**WORK REQUIRED:**
Identify each line in the records below that contains the word "DRIVE", and copy it.

**DATASET EXTRACT:**
* * * * *

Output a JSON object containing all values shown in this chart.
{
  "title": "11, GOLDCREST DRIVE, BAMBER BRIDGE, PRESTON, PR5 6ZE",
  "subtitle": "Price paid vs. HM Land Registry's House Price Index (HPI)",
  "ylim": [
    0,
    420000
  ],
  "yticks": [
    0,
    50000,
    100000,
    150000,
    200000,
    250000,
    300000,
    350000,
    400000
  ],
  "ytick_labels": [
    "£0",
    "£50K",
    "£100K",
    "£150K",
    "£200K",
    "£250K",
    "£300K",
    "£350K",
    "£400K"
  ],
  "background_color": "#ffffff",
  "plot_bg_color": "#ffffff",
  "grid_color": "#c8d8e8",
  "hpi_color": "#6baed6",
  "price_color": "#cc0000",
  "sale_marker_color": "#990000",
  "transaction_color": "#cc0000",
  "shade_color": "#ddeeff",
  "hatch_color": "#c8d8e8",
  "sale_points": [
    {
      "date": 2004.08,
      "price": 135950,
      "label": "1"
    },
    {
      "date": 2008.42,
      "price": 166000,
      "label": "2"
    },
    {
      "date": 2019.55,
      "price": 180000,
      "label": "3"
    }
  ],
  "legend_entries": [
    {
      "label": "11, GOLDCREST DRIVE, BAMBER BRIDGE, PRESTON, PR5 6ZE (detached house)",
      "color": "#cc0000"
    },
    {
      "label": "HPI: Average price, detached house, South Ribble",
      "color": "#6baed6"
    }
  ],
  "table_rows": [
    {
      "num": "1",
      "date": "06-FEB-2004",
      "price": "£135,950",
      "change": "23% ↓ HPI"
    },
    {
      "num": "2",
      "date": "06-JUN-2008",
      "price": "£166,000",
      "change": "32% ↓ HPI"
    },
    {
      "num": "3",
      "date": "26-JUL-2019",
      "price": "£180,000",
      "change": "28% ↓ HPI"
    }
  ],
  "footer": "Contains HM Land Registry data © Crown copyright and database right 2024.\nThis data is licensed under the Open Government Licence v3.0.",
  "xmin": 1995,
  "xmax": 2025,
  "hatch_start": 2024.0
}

* * * * *

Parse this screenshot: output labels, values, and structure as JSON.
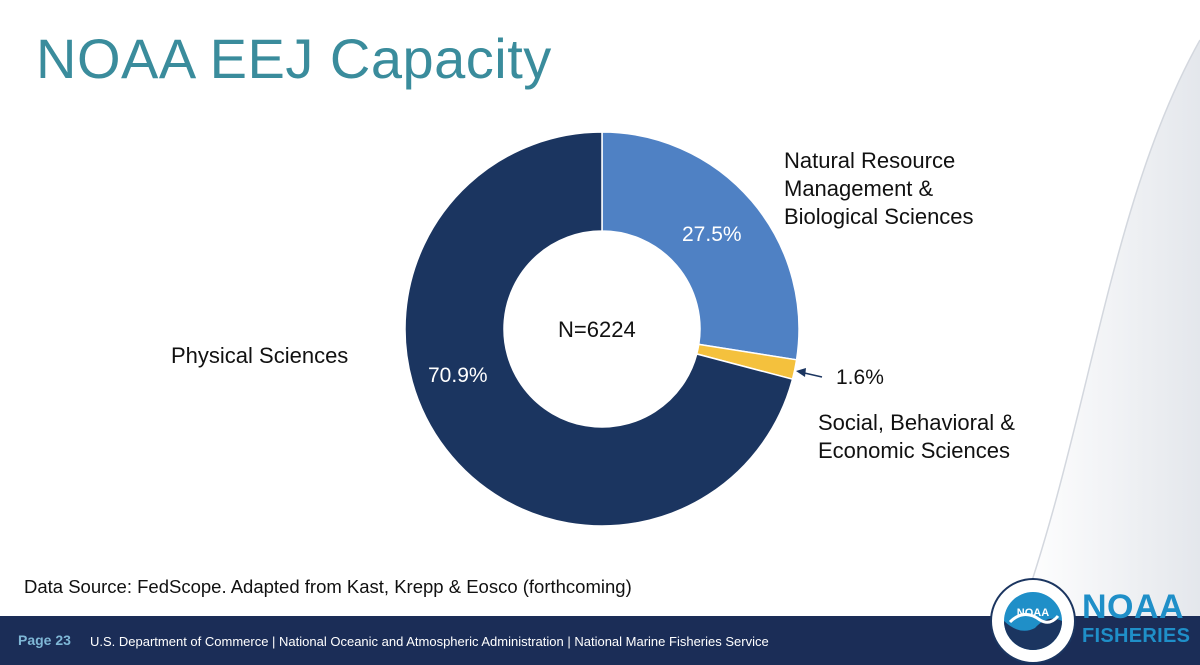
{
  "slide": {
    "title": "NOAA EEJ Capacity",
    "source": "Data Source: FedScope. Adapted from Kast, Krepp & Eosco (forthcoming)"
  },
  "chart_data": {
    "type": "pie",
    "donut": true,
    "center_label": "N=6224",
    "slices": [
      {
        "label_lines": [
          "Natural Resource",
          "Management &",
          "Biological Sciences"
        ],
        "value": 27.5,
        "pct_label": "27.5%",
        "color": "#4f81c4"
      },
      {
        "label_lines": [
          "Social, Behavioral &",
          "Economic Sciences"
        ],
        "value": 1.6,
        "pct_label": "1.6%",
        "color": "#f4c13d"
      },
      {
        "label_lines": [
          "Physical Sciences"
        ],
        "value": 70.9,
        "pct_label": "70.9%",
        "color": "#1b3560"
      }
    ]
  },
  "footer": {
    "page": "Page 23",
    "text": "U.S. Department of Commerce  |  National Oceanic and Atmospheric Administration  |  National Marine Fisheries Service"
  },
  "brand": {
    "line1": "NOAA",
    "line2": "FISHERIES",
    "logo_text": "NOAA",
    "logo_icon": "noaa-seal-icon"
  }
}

* * * * *

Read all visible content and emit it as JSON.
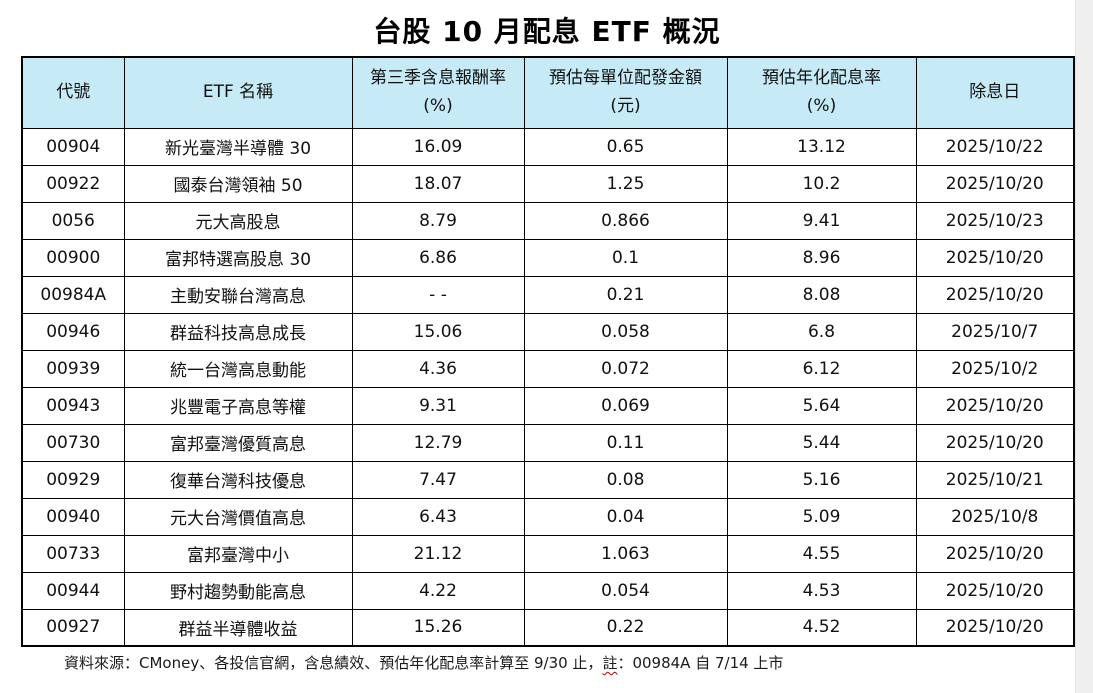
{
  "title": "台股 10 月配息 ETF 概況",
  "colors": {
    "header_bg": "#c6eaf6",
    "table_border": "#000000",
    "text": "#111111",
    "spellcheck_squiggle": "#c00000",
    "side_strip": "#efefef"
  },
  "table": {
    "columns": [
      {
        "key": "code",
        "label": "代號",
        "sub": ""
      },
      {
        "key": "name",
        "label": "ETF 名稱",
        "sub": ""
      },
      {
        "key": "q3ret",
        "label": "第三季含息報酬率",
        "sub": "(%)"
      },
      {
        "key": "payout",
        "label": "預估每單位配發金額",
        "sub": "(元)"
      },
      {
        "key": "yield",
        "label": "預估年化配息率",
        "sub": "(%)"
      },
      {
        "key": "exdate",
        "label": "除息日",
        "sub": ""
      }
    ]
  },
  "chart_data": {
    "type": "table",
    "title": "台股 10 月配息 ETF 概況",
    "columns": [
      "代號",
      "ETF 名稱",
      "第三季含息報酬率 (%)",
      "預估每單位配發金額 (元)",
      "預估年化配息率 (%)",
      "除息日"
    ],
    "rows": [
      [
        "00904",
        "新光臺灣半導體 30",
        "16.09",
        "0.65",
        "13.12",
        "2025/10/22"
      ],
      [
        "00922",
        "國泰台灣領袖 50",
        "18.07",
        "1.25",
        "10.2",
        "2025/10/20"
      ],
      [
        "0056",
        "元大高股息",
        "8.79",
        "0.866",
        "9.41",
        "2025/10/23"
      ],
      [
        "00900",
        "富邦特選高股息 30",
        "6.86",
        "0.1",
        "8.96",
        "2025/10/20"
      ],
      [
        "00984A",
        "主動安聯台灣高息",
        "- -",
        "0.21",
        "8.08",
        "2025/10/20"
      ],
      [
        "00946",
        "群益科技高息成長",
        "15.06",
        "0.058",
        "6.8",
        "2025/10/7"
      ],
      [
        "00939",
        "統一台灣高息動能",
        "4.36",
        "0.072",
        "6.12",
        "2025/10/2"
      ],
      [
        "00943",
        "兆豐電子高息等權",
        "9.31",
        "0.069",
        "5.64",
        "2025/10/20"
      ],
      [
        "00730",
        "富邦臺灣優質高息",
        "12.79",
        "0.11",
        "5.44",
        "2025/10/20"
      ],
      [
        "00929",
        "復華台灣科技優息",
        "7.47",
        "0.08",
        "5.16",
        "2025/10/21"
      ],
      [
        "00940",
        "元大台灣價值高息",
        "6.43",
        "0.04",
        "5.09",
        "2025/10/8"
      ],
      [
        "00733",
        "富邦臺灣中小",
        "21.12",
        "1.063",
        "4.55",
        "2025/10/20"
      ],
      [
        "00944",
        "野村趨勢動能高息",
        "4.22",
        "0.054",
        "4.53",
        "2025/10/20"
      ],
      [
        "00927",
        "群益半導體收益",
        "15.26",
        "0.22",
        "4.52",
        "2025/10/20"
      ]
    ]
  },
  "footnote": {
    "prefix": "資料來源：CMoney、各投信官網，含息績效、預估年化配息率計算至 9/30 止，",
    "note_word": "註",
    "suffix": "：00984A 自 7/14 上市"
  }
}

* * * * *

**EXERCISE RESULT:**
  "title": "11, GOLDCREST DRIVE, BAMBER BRIDGE, PRESTON, PR5 6ZE",
      "label": "11, GOLDCREST DRIVE, BAMBER BRIDGE, PRESTON, PR5 6ZE (detached house)",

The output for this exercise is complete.